(WRITTEN EXERCISE) Copy every line from the records below that holds the word "Proportion".

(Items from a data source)
— START —

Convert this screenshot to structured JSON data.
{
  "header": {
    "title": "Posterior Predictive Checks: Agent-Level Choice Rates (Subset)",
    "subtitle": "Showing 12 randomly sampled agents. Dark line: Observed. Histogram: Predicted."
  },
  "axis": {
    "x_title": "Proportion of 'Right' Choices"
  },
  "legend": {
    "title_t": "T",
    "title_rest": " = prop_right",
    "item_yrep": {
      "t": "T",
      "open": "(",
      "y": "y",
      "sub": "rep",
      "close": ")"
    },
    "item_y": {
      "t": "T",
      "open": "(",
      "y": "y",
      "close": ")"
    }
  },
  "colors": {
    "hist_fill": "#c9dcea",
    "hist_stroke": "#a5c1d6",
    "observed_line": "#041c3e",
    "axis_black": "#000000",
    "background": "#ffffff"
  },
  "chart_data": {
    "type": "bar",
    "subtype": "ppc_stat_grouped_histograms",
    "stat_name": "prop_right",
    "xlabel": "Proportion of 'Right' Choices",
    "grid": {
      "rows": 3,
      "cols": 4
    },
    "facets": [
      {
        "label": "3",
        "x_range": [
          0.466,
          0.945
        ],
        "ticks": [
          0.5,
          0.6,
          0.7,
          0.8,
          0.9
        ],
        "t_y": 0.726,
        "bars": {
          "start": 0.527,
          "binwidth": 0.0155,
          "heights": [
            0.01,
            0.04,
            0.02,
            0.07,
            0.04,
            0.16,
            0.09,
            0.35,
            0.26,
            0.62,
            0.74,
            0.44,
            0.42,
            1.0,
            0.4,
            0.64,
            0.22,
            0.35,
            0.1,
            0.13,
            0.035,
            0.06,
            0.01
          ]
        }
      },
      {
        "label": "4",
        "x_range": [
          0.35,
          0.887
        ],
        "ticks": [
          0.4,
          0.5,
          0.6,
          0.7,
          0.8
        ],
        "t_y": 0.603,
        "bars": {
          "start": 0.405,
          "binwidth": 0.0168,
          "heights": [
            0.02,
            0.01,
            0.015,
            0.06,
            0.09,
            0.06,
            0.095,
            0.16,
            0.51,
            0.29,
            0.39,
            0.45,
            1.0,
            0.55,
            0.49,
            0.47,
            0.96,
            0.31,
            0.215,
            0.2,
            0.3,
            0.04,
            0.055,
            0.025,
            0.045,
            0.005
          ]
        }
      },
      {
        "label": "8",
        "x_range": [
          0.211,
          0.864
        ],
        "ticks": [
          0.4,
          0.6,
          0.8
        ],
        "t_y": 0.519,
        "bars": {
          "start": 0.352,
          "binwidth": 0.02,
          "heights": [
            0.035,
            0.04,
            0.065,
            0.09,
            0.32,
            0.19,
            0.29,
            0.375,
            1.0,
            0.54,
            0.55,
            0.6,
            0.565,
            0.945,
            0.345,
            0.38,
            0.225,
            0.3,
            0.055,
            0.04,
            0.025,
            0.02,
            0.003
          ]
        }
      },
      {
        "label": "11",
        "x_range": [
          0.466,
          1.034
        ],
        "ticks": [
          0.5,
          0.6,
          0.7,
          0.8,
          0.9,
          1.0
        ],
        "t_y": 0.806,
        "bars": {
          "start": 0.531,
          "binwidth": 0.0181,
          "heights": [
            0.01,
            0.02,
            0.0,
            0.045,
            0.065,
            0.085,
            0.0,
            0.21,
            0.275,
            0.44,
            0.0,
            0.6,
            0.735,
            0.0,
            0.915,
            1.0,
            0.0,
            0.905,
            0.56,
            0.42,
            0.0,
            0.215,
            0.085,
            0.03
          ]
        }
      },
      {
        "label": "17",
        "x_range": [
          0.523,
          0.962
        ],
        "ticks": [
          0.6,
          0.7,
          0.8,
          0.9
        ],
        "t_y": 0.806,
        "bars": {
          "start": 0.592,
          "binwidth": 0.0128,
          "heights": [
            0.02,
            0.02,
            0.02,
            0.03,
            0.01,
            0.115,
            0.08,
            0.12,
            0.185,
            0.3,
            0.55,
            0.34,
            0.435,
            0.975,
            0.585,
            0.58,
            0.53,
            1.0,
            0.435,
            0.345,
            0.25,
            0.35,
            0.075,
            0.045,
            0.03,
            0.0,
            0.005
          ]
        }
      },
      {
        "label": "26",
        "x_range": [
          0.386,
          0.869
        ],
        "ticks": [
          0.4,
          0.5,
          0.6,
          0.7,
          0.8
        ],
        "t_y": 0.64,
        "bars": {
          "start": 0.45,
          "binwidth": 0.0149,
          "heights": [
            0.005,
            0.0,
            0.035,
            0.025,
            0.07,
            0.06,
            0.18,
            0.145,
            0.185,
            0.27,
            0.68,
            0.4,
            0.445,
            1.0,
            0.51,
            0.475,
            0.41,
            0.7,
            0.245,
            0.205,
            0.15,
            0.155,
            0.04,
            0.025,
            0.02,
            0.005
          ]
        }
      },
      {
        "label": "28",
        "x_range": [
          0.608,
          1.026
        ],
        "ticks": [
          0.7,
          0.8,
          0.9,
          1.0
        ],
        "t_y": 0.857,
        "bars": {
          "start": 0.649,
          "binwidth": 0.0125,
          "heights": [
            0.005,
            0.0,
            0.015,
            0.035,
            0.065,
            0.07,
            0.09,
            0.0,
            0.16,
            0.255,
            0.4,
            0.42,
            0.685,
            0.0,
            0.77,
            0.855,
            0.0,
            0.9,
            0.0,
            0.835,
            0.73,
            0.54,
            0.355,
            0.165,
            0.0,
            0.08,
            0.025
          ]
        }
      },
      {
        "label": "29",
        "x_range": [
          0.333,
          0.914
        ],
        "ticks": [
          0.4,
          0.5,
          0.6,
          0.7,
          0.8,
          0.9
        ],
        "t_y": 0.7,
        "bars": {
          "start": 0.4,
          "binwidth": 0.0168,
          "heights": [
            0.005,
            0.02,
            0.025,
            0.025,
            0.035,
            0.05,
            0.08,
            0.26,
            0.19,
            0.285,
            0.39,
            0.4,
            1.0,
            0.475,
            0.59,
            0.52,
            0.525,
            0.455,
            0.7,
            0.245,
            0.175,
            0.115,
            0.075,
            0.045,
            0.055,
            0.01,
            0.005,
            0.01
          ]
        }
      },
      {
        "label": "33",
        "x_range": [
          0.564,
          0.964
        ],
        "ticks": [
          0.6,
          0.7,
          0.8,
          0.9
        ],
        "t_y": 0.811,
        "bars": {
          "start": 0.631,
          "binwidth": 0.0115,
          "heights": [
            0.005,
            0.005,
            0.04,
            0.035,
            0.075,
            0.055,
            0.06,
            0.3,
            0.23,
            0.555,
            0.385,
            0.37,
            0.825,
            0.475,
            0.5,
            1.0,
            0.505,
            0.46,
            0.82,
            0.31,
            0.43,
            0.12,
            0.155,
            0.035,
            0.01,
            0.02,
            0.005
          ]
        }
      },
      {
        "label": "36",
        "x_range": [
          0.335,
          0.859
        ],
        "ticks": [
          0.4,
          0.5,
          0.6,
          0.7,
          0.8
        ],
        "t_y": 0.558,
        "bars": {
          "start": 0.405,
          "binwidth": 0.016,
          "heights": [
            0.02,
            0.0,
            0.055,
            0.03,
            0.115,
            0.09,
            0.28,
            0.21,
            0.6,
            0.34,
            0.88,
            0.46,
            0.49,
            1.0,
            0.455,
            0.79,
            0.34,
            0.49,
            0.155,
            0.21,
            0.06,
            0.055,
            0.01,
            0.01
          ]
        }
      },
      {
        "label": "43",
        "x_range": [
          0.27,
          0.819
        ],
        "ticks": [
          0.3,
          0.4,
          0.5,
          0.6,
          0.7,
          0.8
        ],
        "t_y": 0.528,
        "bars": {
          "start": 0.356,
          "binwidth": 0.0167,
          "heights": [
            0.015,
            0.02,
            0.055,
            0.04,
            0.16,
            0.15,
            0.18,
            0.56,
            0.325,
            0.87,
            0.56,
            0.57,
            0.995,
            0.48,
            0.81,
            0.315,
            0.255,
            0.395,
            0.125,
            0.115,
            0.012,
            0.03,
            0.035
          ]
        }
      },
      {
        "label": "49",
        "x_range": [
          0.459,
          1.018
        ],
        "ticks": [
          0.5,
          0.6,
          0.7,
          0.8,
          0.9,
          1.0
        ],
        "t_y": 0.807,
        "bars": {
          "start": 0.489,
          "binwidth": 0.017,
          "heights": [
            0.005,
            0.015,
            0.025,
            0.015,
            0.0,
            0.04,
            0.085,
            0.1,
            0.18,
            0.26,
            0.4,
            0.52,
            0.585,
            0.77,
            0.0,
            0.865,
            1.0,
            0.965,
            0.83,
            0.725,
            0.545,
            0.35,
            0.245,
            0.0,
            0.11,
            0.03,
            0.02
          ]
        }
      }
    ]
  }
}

— END —

(CORRECT OUTPUT)
    "x_title": "Proportion of 'Right' Choices"
    "xlabel": "Proportion of 'Right' Choices",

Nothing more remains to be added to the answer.